* _INSTRUCTIONS FOR THE TASK_
Filter the lines below, copying only those with the string "Academy".

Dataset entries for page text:
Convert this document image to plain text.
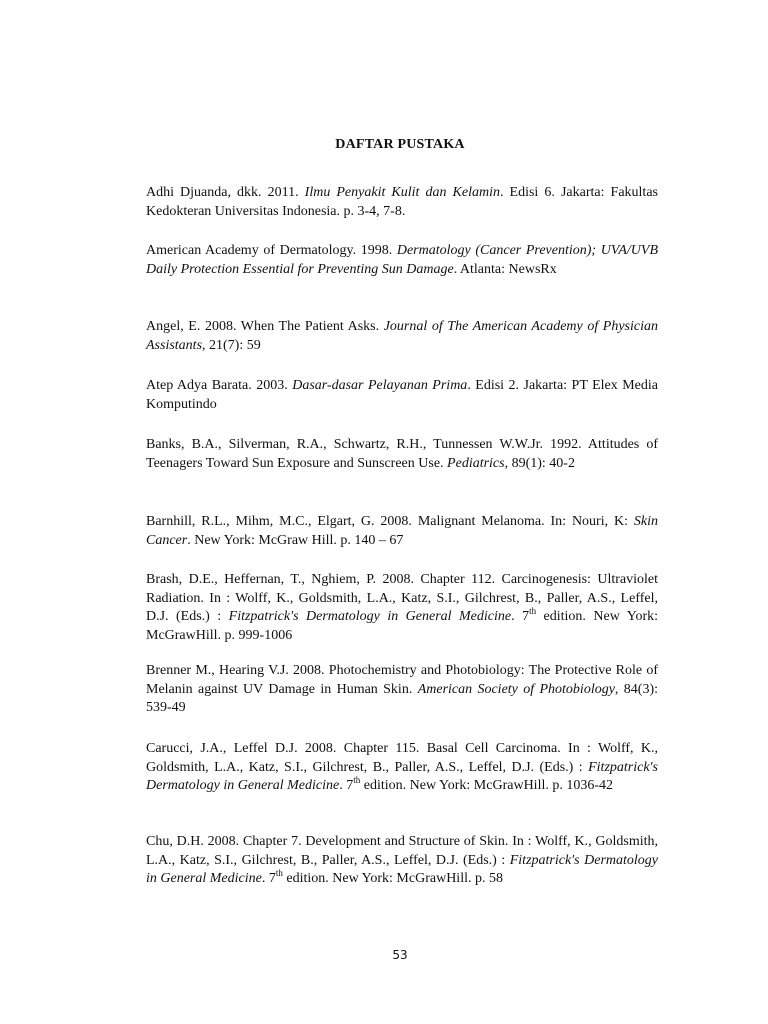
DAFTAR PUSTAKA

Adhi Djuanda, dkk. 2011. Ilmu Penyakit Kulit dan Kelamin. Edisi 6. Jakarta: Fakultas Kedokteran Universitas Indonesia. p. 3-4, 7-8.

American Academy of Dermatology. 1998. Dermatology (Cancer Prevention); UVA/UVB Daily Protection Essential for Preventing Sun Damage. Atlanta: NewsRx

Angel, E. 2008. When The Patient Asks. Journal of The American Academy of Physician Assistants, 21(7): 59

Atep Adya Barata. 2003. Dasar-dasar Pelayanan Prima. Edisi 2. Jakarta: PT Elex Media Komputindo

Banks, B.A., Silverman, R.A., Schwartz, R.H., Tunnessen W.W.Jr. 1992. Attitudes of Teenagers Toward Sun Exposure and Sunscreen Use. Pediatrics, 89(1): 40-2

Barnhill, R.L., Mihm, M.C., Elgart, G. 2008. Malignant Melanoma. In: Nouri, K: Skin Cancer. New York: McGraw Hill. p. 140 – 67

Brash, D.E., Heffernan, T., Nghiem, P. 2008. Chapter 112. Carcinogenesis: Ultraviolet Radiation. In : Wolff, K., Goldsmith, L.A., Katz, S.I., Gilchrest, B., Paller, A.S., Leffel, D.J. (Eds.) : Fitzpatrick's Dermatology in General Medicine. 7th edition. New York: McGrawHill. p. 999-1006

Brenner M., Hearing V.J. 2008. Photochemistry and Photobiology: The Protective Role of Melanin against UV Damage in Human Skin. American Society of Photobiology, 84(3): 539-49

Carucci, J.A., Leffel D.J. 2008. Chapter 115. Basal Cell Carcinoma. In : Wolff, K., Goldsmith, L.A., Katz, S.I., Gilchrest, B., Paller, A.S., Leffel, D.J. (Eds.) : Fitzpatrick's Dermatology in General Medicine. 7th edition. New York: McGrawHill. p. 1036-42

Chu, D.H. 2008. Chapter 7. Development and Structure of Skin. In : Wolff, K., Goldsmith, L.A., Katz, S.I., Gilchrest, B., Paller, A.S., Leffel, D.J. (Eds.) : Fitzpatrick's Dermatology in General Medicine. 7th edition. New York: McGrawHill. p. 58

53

---

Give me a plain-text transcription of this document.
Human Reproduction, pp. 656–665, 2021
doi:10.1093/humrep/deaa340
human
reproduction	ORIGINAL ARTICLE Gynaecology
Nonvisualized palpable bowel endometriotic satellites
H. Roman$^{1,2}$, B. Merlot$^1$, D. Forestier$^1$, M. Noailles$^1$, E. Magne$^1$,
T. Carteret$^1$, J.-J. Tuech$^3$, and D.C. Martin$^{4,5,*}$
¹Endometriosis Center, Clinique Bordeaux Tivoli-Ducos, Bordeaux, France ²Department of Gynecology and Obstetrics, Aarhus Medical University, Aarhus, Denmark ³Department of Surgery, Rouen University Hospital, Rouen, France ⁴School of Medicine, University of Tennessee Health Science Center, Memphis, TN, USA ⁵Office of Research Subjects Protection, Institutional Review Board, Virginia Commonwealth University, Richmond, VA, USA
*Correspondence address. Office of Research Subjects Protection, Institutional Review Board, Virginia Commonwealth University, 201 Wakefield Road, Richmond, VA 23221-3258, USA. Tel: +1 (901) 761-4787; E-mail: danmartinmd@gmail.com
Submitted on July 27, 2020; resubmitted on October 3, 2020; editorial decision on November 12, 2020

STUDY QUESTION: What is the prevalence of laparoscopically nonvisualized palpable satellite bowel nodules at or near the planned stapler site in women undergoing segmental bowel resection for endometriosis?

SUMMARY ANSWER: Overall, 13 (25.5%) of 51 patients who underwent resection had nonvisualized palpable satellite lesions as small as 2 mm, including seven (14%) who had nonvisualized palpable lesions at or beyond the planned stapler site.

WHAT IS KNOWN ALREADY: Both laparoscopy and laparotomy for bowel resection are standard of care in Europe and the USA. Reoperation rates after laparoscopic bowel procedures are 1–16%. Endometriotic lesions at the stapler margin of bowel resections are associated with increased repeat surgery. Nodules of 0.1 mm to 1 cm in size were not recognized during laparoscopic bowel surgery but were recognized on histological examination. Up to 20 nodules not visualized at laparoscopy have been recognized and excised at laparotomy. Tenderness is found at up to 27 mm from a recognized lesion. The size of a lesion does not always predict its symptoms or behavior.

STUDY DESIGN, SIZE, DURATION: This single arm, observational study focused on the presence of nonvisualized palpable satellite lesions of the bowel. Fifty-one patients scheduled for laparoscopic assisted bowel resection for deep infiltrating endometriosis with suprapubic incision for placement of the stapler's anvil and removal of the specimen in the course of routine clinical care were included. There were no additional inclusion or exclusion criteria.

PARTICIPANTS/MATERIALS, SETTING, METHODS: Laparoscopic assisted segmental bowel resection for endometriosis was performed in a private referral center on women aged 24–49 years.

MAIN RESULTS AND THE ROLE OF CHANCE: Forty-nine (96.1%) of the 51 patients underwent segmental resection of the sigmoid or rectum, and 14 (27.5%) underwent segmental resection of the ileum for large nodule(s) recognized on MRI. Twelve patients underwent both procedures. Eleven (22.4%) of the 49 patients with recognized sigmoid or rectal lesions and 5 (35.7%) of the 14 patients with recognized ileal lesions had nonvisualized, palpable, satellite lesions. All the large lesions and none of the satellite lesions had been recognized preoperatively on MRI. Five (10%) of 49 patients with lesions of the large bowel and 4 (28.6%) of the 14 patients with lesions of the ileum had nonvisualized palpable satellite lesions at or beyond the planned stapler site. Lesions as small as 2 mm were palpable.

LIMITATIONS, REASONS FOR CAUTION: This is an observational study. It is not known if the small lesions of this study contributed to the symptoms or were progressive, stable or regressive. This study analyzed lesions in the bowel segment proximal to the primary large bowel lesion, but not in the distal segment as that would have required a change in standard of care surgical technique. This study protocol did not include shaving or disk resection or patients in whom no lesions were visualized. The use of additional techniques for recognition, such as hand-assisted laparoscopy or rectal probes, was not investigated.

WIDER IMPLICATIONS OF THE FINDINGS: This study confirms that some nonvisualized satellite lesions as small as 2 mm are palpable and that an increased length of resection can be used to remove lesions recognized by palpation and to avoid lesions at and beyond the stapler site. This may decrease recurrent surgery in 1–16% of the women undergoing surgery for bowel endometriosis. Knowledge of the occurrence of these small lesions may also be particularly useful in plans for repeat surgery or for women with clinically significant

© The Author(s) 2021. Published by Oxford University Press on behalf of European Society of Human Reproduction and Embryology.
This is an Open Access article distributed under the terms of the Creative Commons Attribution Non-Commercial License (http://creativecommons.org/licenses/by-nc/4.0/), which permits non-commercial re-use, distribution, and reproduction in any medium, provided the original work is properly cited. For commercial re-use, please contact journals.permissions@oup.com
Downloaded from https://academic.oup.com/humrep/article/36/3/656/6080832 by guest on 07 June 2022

* _SOLUTION FOR THIS TASK_
American Academy of Dermatology. 1998. Dermatology (Cancer Prevention); UVA/UVB Daily Protection Essential for Preventing Sun Damage. Atlanta: NewsRx
Angel, E. 2008. When The Patient Asks. Journal of The American Academy of Physician Assistants, 21(7): 59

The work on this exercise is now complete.